- **What is asked**: Rewrite the material below, replacing every occurrence of "staticText" with "textLabel" and leaving everything else unchanged.

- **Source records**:
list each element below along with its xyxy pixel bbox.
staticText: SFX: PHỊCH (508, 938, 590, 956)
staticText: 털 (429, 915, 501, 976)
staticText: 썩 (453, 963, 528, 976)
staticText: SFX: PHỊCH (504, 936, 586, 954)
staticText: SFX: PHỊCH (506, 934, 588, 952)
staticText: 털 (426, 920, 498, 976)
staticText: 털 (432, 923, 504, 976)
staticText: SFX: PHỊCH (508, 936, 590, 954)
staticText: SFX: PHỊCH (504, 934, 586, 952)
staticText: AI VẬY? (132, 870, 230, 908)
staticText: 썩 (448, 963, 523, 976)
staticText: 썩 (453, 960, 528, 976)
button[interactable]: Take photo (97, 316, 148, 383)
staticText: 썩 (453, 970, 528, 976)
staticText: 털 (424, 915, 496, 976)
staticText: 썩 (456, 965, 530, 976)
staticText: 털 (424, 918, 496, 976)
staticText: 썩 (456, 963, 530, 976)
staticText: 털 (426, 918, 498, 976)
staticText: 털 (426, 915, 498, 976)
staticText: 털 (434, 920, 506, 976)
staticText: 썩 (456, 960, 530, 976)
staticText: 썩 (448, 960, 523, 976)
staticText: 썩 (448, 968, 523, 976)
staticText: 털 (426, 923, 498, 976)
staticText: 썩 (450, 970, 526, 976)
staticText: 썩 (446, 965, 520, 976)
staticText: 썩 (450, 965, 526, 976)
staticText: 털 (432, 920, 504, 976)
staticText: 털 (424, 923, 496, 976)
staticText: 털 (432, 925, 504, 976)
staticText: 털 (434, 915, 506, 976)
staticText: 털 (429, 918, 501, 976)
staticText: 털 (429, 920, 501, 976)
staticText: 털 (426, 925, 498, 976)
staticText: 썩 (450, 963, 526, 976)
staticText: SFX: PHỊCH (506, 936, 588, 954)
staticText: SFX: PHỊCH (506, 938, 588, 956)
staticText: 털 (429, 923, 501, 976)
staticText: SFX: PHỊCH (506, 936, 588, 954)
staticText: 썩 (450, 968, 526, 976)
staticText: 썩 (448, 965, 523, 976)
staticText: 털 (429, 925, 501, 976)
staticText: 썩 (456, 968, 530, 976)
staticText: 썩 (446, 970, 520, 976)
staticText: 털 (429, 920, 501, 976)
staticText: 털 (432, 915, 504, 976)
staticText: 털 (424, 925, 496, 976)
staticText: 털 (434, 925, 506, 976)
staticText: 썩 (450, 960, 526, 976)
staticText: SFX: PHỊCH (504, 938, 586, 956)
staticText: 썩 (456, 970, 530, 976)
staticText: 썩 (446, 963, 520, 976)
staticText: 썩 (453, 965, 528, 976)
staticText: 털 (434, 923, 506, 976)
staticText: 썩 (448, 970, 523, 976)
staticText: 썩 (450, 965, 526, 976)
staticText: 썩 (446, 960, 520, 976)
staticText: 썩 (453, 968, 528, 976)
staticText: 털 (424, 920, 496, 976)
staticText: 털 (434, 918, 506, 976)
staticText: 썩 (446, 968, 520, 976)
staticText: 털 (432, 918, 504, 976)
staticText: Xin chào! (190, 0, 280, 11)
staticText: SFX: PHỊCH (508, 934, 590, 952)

- **Complete response**:
list each element below along with its xyxy pixel bbox.
textLabel: SFX: PHỊCH (508, 938, 590, 956)
textLabel: 털 (429, 915, 501, 976)
textLabel: 썩 (453, 963, 528, 976)
textLabel: SFX: PHỊCH (504, 936, 586, 954)
textLabel: SFX: PHỊCH (506, 934, 588, 952)
textLabel: 털 (426, 920, 498, 976)
textLabel: 털 (432, 923, 504, 976)
textLabel: SFX: PHỊCH (508, 936, 590, 954)
textLabel: SFX: PHỊCH (504, 934, 586, 952)
textLabel: AI VẬY? (132, 870, 230, 908)
textLabel: 썩 (448, 963, 523, 976)
textLabel: 썩 (453, 960, 528, 976)
button[interactable]: Take photo (97, 316, 148, 383)
textLabel: 썩 (453, 970, 528, 976)
textLabel: 털 (424, 915, 496, 976)
textLabel: 썩 (456, 965, 530, 976)
textLabel: 털 (424, 918, 496, 976)
textLabel: 썩 (456, 963, 530, 976)
textLabel: 털 (426, 918, 498, 976)
textLabel: 털 (426, 915, 498, 976)
textLabel: 털 (434, 920, 506, 976)
textLabel: 썩 (456, 960, 530, 976)
textLabel: 썩 (448, 960, 523, 976)
textLabel: 썩 (448, 968, 523, 976)
textLabel: 털 (426, 923, 498, 976)
textLabel: 썩 (450, 970, 526, 976)
textLabel: 썩 (446, 965, 520, 976)
textLabel: 썩 (450, 965, 526, 976)
textLabel: 털 (432, 920, 504, 976)
textLabel: 털 (424, 923, 496, 976)
textLabel: 털 (432, 925, 504, 976)
textLabel: 털 (434, 915, 506, 976)
textLabel: 털 (429, 918, 501, 976)
textLabel: 털 (429, 920, 501, 976)
textLabel: 털 (426, 925, 498, 976)
textLabel: 썩 (450, 963, 526, 976)
textLabel: SFX: PHỊCH (506, 936, 588, 954)
textLabel: SFX: PHỊCH (506, 938, 588, 956)
textLabel: 털 (429, 923, 501, 976)
textLabel: SFX: PHỊCH (506, 936, 588, 954)
textLabel: 썩 (450, 968, 526, 976)
textLabel: 썩 (448, 965, 523, 976)
textLabel: 털 (429, 925, 501, 976)
textLabel: 썩 (456, 968, 530, 976)
textLabel: 썩 (446, 970, 520, 976)
textLabel: 털 (429, 920, 501, 976)
textLabel: 털 (432, 915, 504, 976)
textLabel: 털 (424, 925, 496, 976)
textLabel: 털 (434, 925, 506, 976)
textLabel: 썩 (450, 960, 526, 976)
textLabel: SFX: PHỊCH (504, 938, 586, 956)
textLabel: 썩 (456, 970, 530, 976)
textLabel: 썩 (446, 963, 520, 976)
textLabel: 썩 (453, 965, 528, 976)
textLabel: 털 (434, 923, 506, 976)
textLabel: 썩 (448, 970, 523, 976)
textLabel: 썩 (450, 965, 526, 976)
textLabel: 썩 (446, 960, 520, 976)
textLabel: 썩 (453, 968, 528, 976)
textLabel: 털 (424, 920, 496, 976)
textLabel: 털 (434, 918, 506, 976)
textLabel: 썩 (446, 968, 520, 976)
textLabel: 털 (432, 918, 504, 976)
textLabel: Xin chào! (190, 0, 280, 11)
textLabel: SFX: PHỊCH (508, 934, 590, 952)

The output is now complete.